··· Material supplied

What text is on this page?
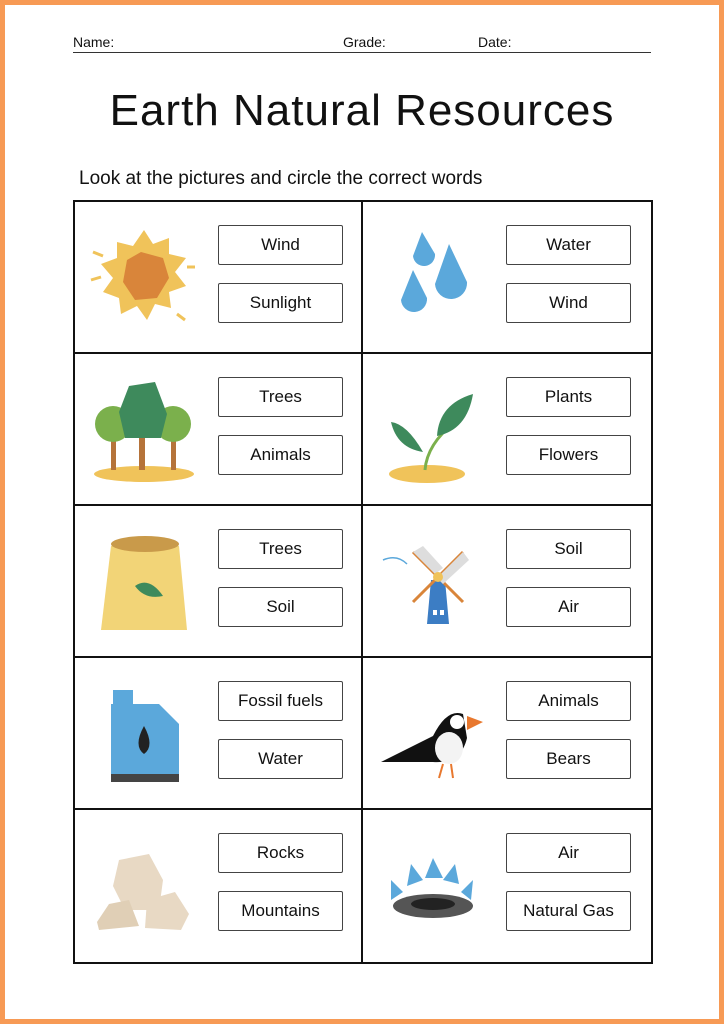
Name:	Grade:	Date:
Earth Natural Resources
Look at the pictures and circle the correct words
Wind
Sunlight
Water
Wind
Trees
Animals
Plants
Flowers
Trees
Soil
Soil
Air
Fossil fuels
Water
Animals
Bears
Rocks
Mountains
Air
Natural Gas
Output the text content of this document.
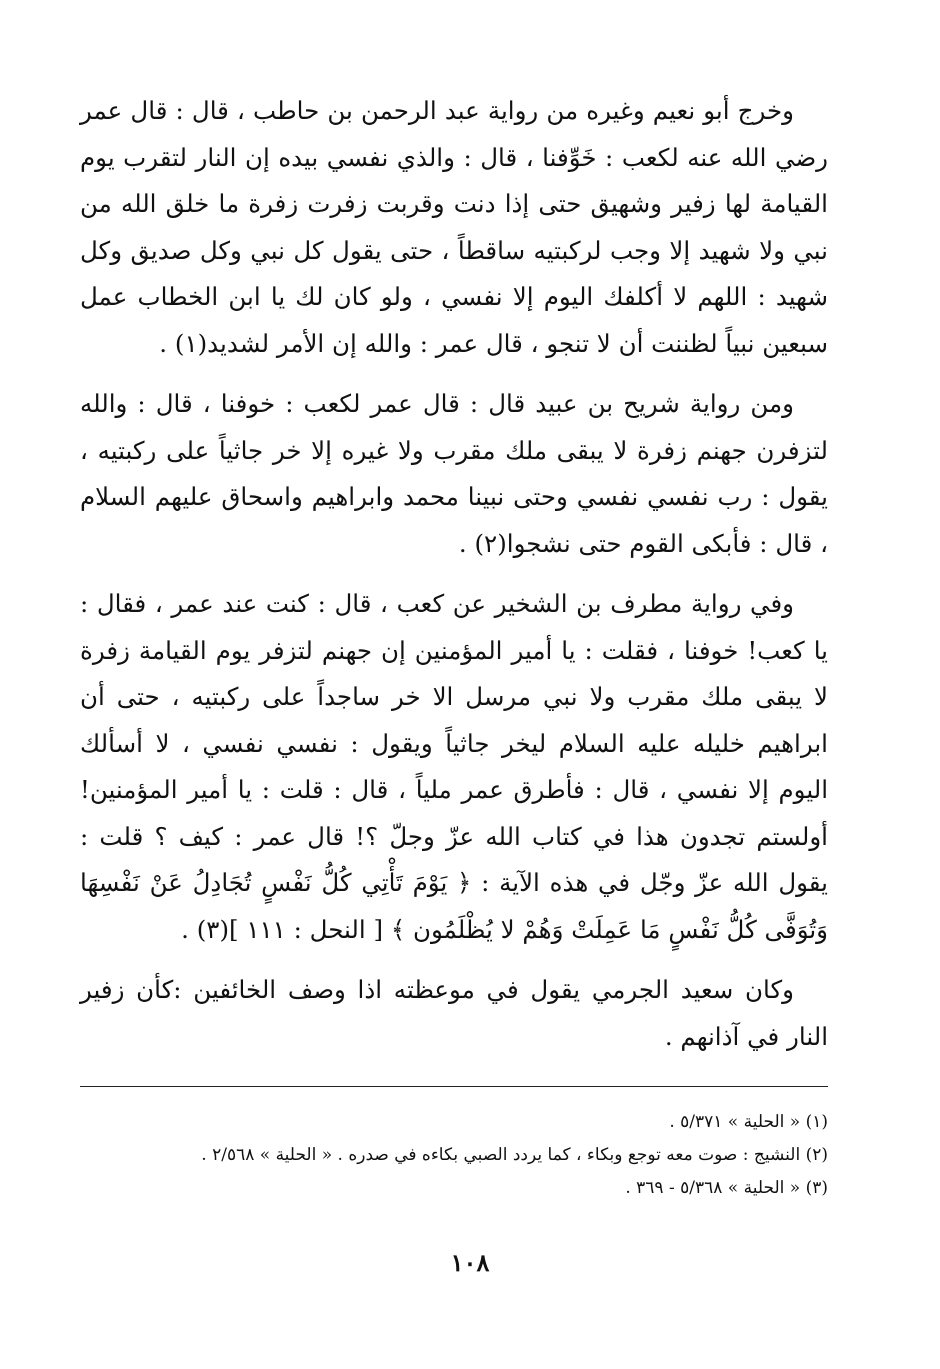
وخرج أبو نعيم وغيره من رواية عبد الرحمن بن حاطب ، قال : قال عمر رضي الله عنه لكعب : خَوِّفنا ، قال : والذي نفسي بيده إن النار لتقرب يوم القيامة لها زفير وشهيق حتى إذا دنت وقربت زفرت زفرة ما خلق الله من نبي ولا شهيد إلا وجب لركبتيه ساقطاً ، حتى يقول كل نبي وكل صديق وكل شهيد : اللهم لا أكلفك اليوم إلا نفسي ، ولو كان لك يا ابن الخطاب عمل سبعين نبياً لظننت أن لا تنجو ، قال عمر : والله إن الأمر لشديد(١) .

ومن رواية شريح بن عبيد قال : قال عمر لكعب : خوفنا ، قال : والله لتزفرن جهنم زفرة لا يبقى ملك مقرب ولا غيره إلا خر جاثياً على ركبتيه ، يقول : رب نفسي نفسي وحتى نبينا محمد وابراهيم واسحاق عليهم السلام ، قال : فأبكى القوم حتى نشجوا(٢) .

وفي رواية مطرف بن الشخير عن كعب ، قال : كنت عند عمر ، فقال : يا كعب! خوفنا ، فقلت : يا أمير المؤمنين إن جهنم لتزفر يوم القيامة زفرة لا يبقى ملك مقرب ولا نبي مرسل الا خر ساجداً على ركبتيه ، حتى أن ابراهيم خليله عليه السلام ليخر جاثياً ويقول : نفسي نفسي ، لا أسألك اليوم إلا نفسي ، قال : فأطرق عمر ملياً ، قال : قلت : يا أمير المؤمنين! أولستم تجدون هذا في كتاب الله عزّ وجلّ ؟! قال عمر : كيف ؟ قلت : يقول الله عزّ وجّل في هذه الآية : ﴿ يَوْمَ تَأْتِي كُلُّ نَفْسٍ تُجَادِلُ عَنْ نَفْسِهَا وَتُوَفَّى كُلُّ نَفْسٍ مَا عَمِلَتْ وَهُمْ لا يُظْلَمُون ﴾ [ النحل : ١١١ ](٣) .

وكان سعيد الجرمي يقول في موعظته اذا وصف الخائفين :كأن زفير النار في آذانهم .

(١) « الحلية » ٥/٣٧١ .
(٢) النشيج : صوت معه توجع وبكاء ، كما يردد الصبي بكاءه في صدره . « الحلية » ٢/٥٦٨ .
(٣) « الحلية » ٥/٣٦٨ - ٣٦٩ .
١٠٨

······

* **Your task**: From the records given above, copy all lines containing "الحلية".

* **Answer to this exercise**:
(١) « الحلية » ٥/٣٧١ .
(٢) النشيج : صوت معه توجع وبكاء ، كما يردد الصبي بكاءه في صدره . « الحلية » ٢/٥٦٨ .
(٣) « الحلية » ٥/٣٦٨ - ٣٦٩ .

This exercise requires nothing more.